Every line of the material is to be quoted verbatim, minus the pictures.

------------------------------------------------------------------------

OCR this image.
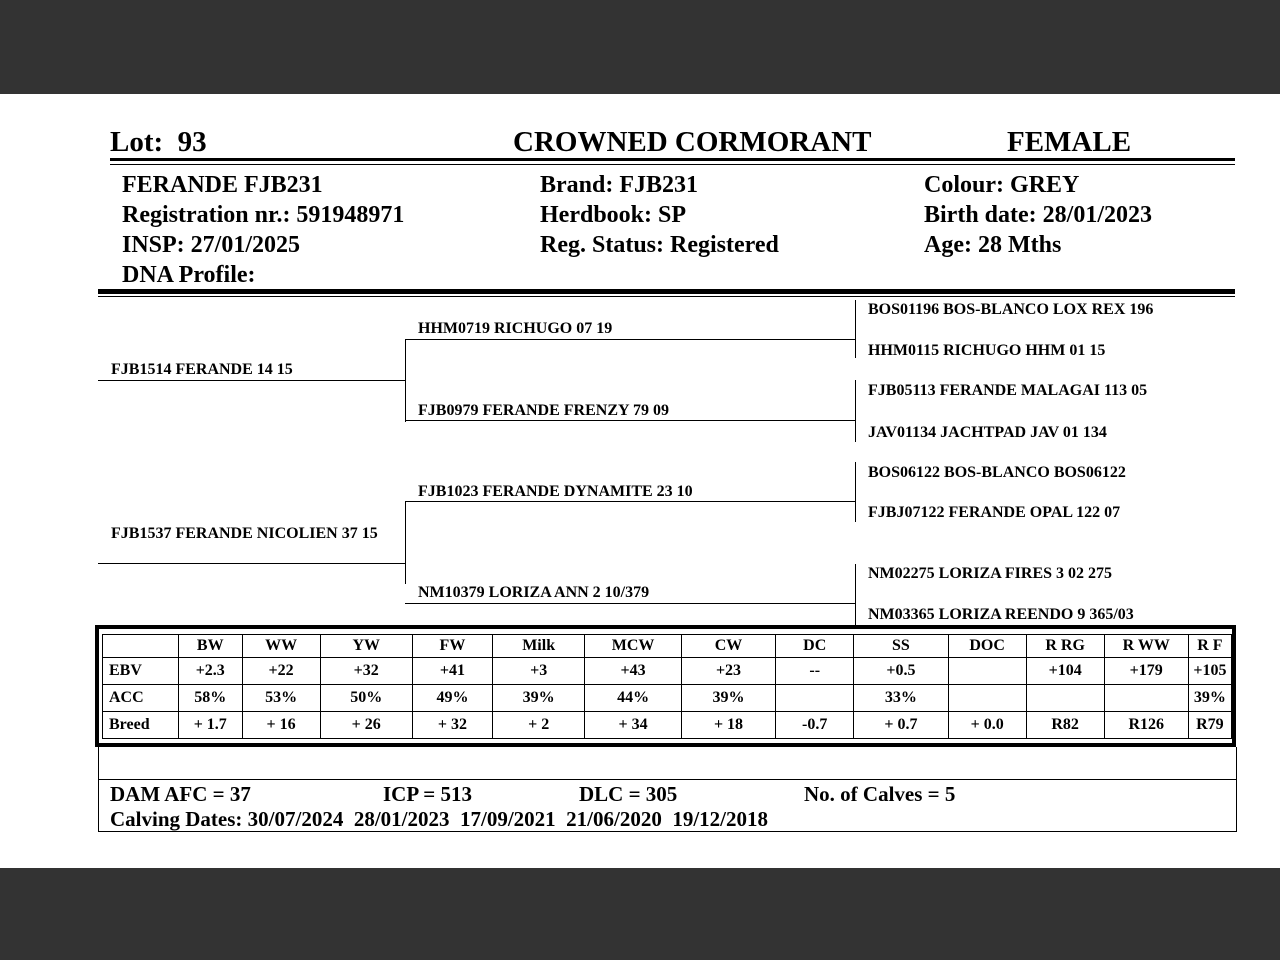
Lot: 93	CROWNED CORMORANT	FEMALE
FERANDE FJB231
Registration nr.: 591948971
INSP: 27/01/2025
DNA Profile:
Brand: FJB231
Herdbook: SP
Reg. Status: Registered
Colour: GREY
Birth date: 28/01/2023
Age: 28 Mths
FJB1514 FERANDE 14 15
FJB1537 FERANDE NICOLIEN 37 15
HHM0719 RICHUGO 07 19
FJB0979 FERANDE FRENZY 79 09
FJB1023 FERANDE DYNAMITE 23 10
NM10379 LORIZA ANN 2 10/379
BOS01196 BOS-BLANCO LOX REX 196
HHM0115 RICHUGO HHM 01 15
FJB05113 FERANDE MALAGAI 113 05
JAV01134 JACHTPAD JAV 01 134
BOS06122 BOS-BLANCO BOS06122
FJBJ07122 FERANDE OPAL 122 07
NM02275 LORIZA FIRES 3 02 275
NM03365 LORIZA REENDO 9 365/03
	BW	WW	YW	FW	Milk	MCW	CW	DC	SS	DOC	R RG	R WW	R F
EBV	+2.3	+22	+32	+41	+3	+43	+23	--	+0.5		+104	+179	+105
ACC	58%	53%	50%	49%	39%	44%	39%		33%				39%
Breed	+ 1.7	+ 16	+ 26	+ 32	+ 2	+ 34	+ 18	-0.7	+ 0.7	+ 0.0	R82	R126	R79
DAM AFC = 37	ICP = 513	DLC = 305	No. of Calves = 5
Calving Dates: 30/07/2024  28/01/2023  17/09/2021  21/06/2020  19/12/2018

------------------------------------------------------------------------

◆ **RESULT OF THE EXERCISE**
OCR this image.
Lot: 93	CROWNED CORMORANT	FEMALE
FERANDE FJB231
Registration nr.: 591948971
INSP: 27/01/2025
DNA Profile:
Brand: FJB231
Herdbook: SP
Reg. Status: Registered
Colour: GREY
Birth date: 28/01/2023
Age: 28 Mths
FJB1514 FERANDE 14 15
FJB1537 FERANDE NICOLIEN 37 15
HHM0719 RICHUGO 07 19
FJB0979 FERANDE FRENZY 79 09
FJB1023 FERANDE DYNAMITE 23 10
NM10379 LORIZA ANN 2 10/379
BOS01196 BOS-BLANCO LOX REX 196
HHM0115 RICHUGO HHM 01 15
FJB05113 FERANDE MALAGAI 113 05
JAV01134 JACHTPAD JAV 01 134
BOS06122 BOS-BLANCO BOS06122
FJBJ07122 FERANDE OPAL 122 07
NM02275 LORIZA FIRES 3 02 275
NM03365 LORIZA REENDO 9 365/03
	BW	WW	YW	FW	Milk	MCW	CW	DC	SS	DOC	R RG	R WW	R F
EBV	+2.3	+22	+32	+41	+3	+43	+23	--	+0.5		+104	+179	+105
ACC	58%	53%	50%	49%	39%	44%	39%		33%				39%
Breed	+ 1.7	+ 16	+ 26	+ 32	+ 2	+ 34	+ 18	-0.7	+ 0.7	+ 0.0	R82	R126	R79
DAM AFC = 37	ICP = 513	DLC = 305	No. of Calves = 5
Calving Dates: 30/07/2024  28/01/2023  17/09/2021  21/06/2020  19/12/2018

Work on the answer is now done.